Required work: Copy all of the material word for word, except for the pictures.

Dataset entries:
>> Begin

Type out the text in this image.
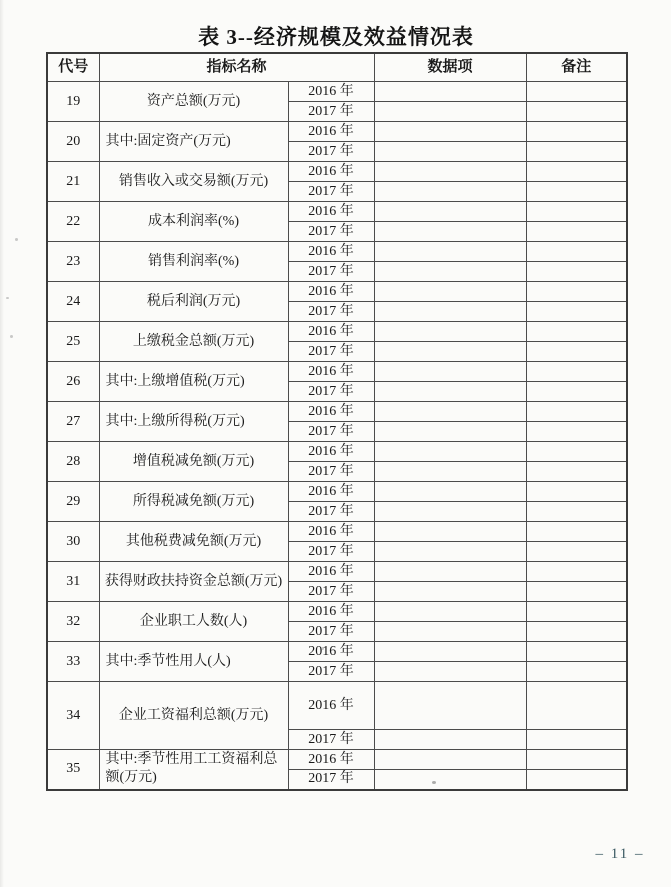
表 3--经济规模及效益情况表
代号	指标名称		数据项	备注
19	资产总额(万元)	2016 年		
		2017 年		
20	其中:固定资产(万元)	2016 年		
		2017 年		
21	销售收入或交易额(万元)	2016 年		
		2017 年		
22	成本利润率(%)	2016 年		
		2017 年		
23	销售利润率(%)	2016 年		
		2017 年		
24	税后利润(万元)	2016 年		
		2017 年		
25	上缴税金总额(万元)	2016 年		
		2017 年		
26	其中:上缴增值税(万元)	2016 年		
		2017 年		
27	其中:上缴所得税(万元)	2016 年		
		2017 年		
28	增值税减免额(万元)	2016 年		
		2017 年		
29	所得税减免额(万元)	2016 年		
		2017 年		
30	其他税费减免额(万元)	2016 年		
		2017 年		
31	获得财政扶持资金总额(万元)	2016 年		
		2017 年		
32	企业职工人数(人)	2016 年		
		2017 年		
33	其中:季节性用人(人)	2016 年		
		2017 年		
34	企业工资福利总额(万元)	2016 年		
		2017 年		
35	其中:季节性用工工资福利总额(万元)	2016 年		
		2017 年		
– 11 –
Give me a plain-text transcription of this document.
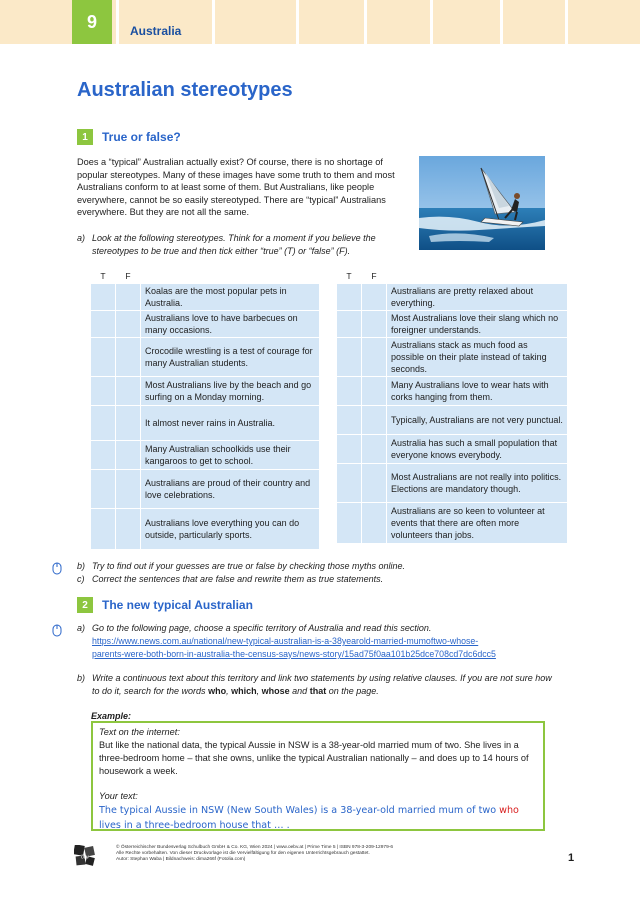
9	Australia
Australian stereotypes
1	True or false?
Does a “typical” Australian actually exist? Of course, there is no shortage of popular stereotypes. Many of these images have some truth to them and most Australians conform to at least some of them. But Australians, like people everywhere, cannot be so easily stereotyped. There are “typical” Australians everywhere. But they are not all the same.
a) Look at the following stereotypes. Think for a moment if you believe the stereotypes to be true and then tick either “true” (T) or “false” (F).
T	F	
		Koalas are the most popular pets in Australia.
		Australians love to have barbecues on many occasions.
		Crocodile wrestling is a test of courage for many Australian students.
		Most Australians live by the beach and go surfing on a Monday morning.
		It almost never rains in Australia.
		Many Australian schoolkids use their kangaroos to get to school.
		Australians are proud of their country and love celebrations.
		Australians love everything you can do outside, particularly sports.
T	F	
		Australians are pretty relaxed about everything.
		Most Australians love their slang which no foreigner understands.
		Australians stack as much food as possible on their plate instead of taking seconds.
		Many Australians love to wear hats with corks hanging from them.
		Typically, Australians are not very punctual.
		Australia has such a small population that everyone knows everybody.
		Most Australians are not really into politics. Elections are mandatory though.
		Australians are so keen to volunteer at events that there are often more volunteers than jobs.
b) Try to find out if your guesses are true or false by checking those myths online.
c) Correct the sentences that are false and rewrite them as true statements.
2	The new typical Australian
a) Go to the following page, choose a specific territory of Australia and read this section.
https://www.news.com.au/national/new-typical-australian-is-a-38yearold-married-mumoftwo-whose-
parents-were-both-born-in-australia-the-census-says/news-story/15ad75f0aa101b25dce708cd7dc6dcc5
b) Write a continuous text about this territory and link two statements by using relative clauses. If you are not sure how to do it, search for the words who, which, whose and that on the page.
Example:
Text on the internet:
But like the national data, the typical Aussie in NSW is a 38-year-old married mum of two. She lives in a three-bedroom home – that she owns, unlike the typical Australian nationally – and does up to 14 hours of housework a week.
Your text:
The typical Aussie in NSW (New South Wales) is a 38-year-old married mum of two who lives in a three-bedroom house that … .
öbv
© Österreichischer Bundesverlag Schulbuch GmbH & Co. KG, Wien 2024 | www.oebv.at | Prime Time 5 | ISBN 978-3-209-12979-6
Alle Rechte vorbehalten. Von dieser Druckvorlage ist die Vervielfältigung für den eigenen Unterrichtsgebrauch gestattet.
Autor: Stephan Waba | Bildnachweis: dima266f (Fotolia.com)	1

>> End

The answer:
Type out the text in this image.
表 3--经济规模及效益情况表
代号	指标名称		数据项	备注
19	资产总额(万元)	2016 年		
		2017 年		
20	其中:固定资产(万元)	2016 年		
		2017 年		
21	销售收入或交易额(万元)	2016 年		
		2017 年		
22	成本利润率(%)	2016 年		
		2017 年		
23	销售利润率(%)	2016 年		
		2017 年		
24	税后利润(万元)	2016 年		
		2017 年		
25	上缴税金总额(万元)	2016 年		
		2017 年		
26	其中:上缴增值税(万元)	2016 年		
		2017 年		
27	其中:上缴所得税(万元)	2016 年		
		2017 年		
28	增值税减免额(万元)	2016 年		
		2017 年		
29	所得税减免额(万元)	2016 年		
		2017 年		
30	其他税费减免额(万元)	2016 年		
		2017 年		
31	获得财政扶持资金总额(万元)	2016 年		
		2017 年		
32	企业职工人数(人)	2016 年		
		2017 年		
33	其中:季节性用人(人)	2016 年		
		2017 年		
34	企业工资福利总额(万元)	2016 年		
		2017 年		
35	其中:季节性用工工资福利总额(万元)	2016 年		
		2017 年		
– 11 –
Give me a plain-text transcription of this document.
9	Australia
Australian stereotypes
1	True or false?
Does a “typical” Australian actually exist? Of course, there is no shortage of popular stereotypes. Many of these images have some truth to them and most Australians conform to at least some of them. But Australians, like people everywhere, cannot be so easily stereotyped. There are “typical” Australians everywhere. But they are not all the same.
a) Look at the following stereotypes. Think for a moment if you believe the stereotypes to be true and then tick either “true” (T) or “false” (F).
T	F	
		Koalas are the most popular pets in Australia.
		Australians love to have barbecues on many occasions.
		Crocodile wrestling is a test of courage for many Australian students.
		Most Australians live by the beach and go surfing on a Monday morning.
		It almost never rains in Australia.
		Many Australian schoolkids use their kangaroos to get to school.
		Australians are proud of their country and love celebrations.
		Australians love everything you can do outside, particularly sports.
T	F	
		Australians are pretty relaxed about everything.
		Most Australians love their slang which no foreigner understands.
		Australians stack as much food as possible on their plate instead of taking seconds.
		Many Australians love to wear hats with corks hanging from them.
		Typically, Australians are not very punctual.
		Australia has such a small population that everyone knows everybody.
		Most Australians are not really into politics. Elections are mandatory though.
		Australians are so keen to volunteer at events that there are often more volunteers than jobs.
b) Try to find out if your guesses are true or false by checking those myths online.
c) Correct the sentences that are false and rewrite them as true statements.
2	The new typical Australian
a) Go to the following page, choose a specific territory of Australia and read this section.
https://www.news.com.au/national/new-typical-australian-is-a-38yearold-married-mumoftwo-whose-
parents-were-both-born-in-australia-the-census-says/news-story/15ad75f0aa101b25dce708cd7dc6dcc5
b) Write a continuous text about this territory and link two statements by using relative clauses. If you are not sure how to do it, search for the words who, which, whose and that on the page.
Example:
Text on the internet:
But like the national data, the typical Aussie in NSW is a 38-year-old married mum of two. She lives in a three-bedroom home – that she owns, unlike the typical Australian nationally – and does up to 14 hours of housework a week.
Your text:
The typical Aussie in NSW (New South Wales) is a 38-year-old married mum of two who lives in a three-bedroom house that … .
öbv
© Österreichischer Bundesverlag Schulbuch GmbH & Co. KG, Wien 2024 | www.oebv.at | Prime Time 5 | ISBN 978-3-209-12979-6
Alle Rechte vorbehalten. Von dieser Druckvorlage ist die Vervielfältigung für den eigenen Unterrichtsgebrauch gestattet.
Autor: Stephan Waba | Bildnachweis: dima266f (Fotolia.com)	1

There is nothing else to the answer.